------ PROVIDED DATA ------

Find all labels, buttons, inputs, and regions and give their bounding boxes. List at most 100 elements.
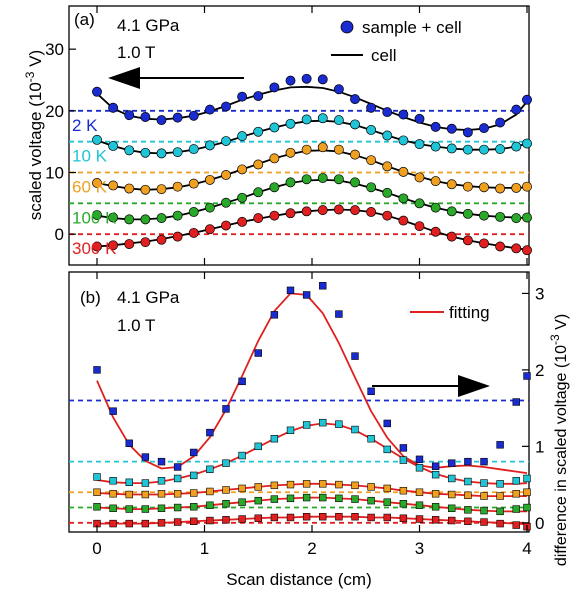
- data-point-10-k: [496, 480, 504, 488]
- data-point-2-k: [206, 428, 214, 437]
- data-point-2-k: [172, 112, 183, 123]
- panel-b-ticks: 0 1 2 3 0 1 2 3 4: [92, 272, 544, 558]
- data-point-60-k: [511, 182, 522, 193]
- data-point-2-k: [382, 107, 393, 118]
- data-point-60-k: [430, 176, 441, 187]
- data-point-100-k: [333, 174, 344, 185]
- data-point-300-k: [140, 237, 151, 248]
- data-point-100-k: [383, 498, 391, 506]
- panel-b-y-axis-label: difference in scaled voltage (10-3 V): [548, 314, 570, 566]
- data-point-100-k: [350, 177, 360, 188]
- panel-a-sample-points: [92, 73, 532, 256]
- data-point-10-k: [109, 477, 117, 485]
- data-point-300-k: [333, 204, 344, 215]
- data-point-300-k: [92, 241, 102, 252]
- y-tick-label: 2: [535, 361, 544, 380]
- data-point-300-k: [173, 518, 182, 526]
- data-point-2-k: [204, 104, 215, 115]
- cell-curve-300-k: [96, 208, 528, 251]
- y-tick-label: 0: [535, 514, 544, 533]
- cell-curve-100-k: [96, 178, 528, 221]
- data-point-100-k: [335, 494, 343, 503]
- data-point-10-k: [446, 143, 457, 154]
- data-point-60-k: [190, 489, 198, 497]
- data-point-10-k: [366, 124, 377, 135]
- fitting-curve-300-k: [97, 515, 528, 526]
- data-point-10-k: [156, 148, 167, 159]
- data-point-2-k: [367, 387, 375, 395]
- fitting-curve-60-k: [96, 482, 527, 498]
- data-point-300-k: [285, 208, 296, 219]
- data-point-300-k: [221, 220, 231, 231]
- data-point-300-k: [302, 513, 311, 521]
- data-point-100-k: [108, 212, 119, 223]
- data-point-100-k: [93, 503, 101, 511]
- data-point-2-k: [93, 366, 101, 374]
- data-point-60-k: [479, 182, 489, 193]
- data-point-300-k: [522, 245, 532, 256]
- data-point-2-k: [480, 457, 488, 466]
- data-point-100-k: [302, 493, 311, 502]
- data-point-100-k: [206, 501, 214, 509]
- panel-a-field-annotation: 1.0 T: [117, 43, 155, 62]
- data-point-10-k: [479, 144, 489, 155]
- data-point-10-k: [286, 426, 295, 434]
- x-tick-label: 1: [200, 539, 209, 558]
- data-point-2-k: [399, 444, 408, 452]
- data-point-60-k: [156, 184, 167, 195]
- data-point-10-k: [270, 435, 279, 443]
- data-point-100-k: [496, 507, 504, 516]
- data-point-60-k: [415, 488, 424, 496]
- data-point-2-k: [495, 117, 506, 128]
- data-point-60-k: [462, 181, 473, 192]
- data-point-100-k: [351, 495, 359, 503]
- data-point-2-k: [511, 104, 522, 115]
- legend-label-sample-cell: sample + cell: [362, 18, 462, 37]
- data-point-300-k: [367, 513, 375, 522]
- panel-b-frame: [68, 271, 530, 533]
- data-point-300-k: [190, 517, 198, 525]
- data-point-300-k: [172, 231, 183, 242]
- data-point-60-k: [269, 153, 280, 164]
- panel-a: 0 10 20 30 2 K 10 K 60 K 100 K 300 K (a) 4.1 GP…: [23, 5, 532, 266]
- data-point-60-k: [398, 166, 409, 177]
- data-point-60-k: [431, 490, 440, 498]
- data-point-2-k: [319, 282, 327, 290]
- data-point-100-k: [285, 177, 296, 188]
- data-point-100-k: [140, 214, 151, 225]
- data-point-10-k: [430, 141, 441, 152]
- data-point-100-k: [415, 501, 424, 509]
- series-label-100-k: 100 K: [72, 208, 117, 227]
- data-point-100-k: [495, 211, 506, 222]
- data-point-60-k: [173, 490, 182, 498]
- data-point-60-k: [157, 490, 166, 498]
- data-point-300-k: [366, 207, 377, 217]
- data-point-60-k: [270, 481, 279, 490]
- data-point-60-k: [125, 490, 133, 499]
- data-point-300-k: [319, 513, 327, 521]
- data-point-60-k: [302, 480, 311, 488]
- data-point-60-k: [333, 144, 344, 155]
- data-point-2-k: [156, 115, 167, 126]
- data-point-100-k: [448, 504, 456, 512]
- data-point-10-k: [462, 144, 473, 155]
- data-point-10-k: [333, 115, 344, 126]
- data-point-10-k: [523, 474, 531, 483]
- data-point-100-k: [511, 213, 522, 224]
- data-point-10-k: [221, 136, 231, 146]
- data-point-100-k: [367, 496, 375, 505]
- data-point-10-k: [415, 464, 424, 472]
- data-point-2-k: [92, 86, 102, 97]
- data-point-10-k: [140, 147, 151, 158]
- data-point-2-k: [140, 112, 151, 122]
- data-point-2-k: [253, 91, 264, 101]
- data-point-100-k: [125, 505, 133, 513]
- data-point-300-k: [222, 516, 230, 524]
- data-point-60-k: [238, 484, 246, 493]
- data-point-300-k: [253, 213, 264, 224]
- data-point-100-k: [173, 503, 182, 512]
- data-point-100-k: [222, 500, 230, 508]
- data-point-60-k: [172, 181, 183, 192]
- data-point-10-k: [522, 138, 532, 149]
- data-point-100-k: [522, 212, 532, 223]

------

# [WHAT YOU HAVE TO DO]
Rewrite the records above, changing every "data-point" to "marker" and keeping everything else the same. Leave out the pictures.

# [OUTPUT]
Find all labels, buttons, inputs, and regions and give their bounding boxes. List at most 100 elements.
- marker-10-k: [496, 480, 504, 488]
- marker-2-k: [206, 428, 214, 437]
- marker-2-k: [172, 112, 183, 123]
- panel-b-ticks: 0 1 2 3 0 1 2 3 4: [92, 272, 544, 558]
- marker-60-k: [511, 182, 522, 193]
- marker-2-k: [382, 107, 393, 118]
- marker-60-k: [430, 176, 441, 187]
- marker-100-k: [333, 174, 344, 185]
- marker-300-k: [140, 237, 151, 248]
- marker-100-k: [383, 498, 391, 506]
- panel-b-y-axis-label: difference in scaled voltage (10-3 V): [548, 314, 570, 566]
- marker-100-k: [350, 177, 360, 188]
- panel-a-sample-points: [92, 73, 532, 256]
- marker-10-k: [109, 477, 117, 485]
- marker-300-k: [333, 204, 344, 215]
- marker-300-k: [92, 241, 102, 252]
- y-tick-label: 2: [535, 361, 544, 380]
- marker-300-k: [173, 518, 182, 526]
- marker-2-k: [204, 104, 215, 115]
- cell-curve-300-k: [96, 208, 528, 251]
- y-tick-label: 0: [535, 514, 544, 533]
- cell-curve-100-k: [96, 178, 528, 221]
- marker-100-k: [335, 494, 343, 503]
- marker-10-k: [446, 143, 457, 154]
- marker-60-k: [190, 489, 198, 497]
- marker-10-k: [366, 124, 377, 135]
- fitting-curve-300-k: [97, 515, 528, 526]
- marker-10-k: [156, 148, 167, 159]
- marker-2-k: [367, 387, 375, 395]
- fitting-curve-60-k: [96, 482, 527, 498]
- marker-300-k: [285, 208, 296, 219]
- marker-300-k: [221, 220, 231, 231]
- marker-300-k: [302, 513, 311, 521]
- marker-100-k: [108, 212, 119, 223]
- marker-100-k: [93, 503, 101, 511]
- marker-2-k: [93, 366, 101, 374]
- marker-60-k: [479, 182, 489, 193]
- marker-300-k: [522, 245, 532, 256]
- marker-2-k: [480, 457, 488, 466]
- marker-100-k: [302, 493, 311, 502]
- marker-100-k: [206, 501, 214, 509]
- panel-a-field-annotation: 1.0 T: [117, 43, 155, 62]
- marker-10-k: [479, 144, 489, 155]
- marker-10-k: [286, 426, 295, 434]
- x-tick-label: 1: [200, 539, 209, 558]
- marker-2-k: [399, 444, 408, 452]
- marker-60-k: [156, 184, 167, 195]
- marker-10-k: [270, 435, 279, 443]
- marker-100-k: [496, 507, 504, 516]
- marker-60-k: [415, 488, 424, 496]
- marker-2-k: [495, 117, 506, 128]
- marker-60-k: [462, 181, 473, 192]
- marker-100-k: [351, 495, 359, 503]
- marker-2-k: [511, 104, 522, 115]
- legend-label-sample-cell: sample + cell: [362, 18, 462, 37]
- marker-300-k: [367, 513, 375, 522]
- panel-b-frame: [68, 271, 530, 533]
- marker-300-k: [190, 517, 198, 525]
- marker-300-k: [172, 231, 183, 242]
- marker-60-k: [269, 153, 280, 164]
- panel-a: 0 10 20 30 2 K 10 K 60 K 100 K 300 K (a) 4.1 GP…: [23, 5, 532, 266]
- marker-60-k: [398, 166, 409, 177]
- marker-60-k: [431, 490, 440, 498]
- marker-2-k: [319, 282, 327, 290]
- marker-100-k: [285, 177, 296, 188]
- marker-100-k: [140, 214, 151, 225]
- marker-10-k: [430, 141, 441, 152]
- marker-100-k: [415, 501, 424, 509]
- series-label-100-k: 100 K: [72, 208, 117, 227]
- marker-100-k: [495, 211, 506, 222]
- marker-60-k: [173, 490, 182, 498]
- marker-60-k: [157, 490, 166, 498]
- marker-300-k: [366, 207, 377, 217]
- marker-60-k: [270, 481, 279, 490]
- marker-60-k: [125, 490, 133, 499]
- marker-300-k: [319, 513, 327, 521]
- marker-60-k: [302, 480, 311, 488]
- marker-60-k: [333, 144, 344, 155]
- marker-2-k: [156, 115, 167, 126]
- marker-100-k: [448, 504, 456, 512]
- marker-10-k: [462, 144, 473, 155]
- marker-10-k: [333, 115, 344, 126]
- marker-10-k: [523, 474, 531, 483]
- marker-100-k: [511, 213, 522, 224]
- marker-10-k: [221, 136, 231, 146]
- marker-100-k: [367, 496, 375, 505]
- marker-10-k: [415, 464, 424, 472]
- marker-2-k: [92, 86, 102, 97]
- marker-10-k: [140, 147, 151, 158]
- marker-2-k: [140, 112, 151, 122]
- marker-2-k: [253, 91, 264, 101]
- marker-100-k: [125, 505, 133, 513]
- marker-300-k: [222, 516, 230, 524]
- marker-60-k: [238, 484, 246, 493]
- marker-300-k: [253, 213, 264, 224]
- marker-100-k: [173, 503, 182, 512]
- marker-100-k: [222, 500, 230, 508]
- marker-60-k: [172, 181, 183, 192]
- marker-10-k: [522, 138, 532, 149]
- marker-100-k: [522, 212, 532, 223]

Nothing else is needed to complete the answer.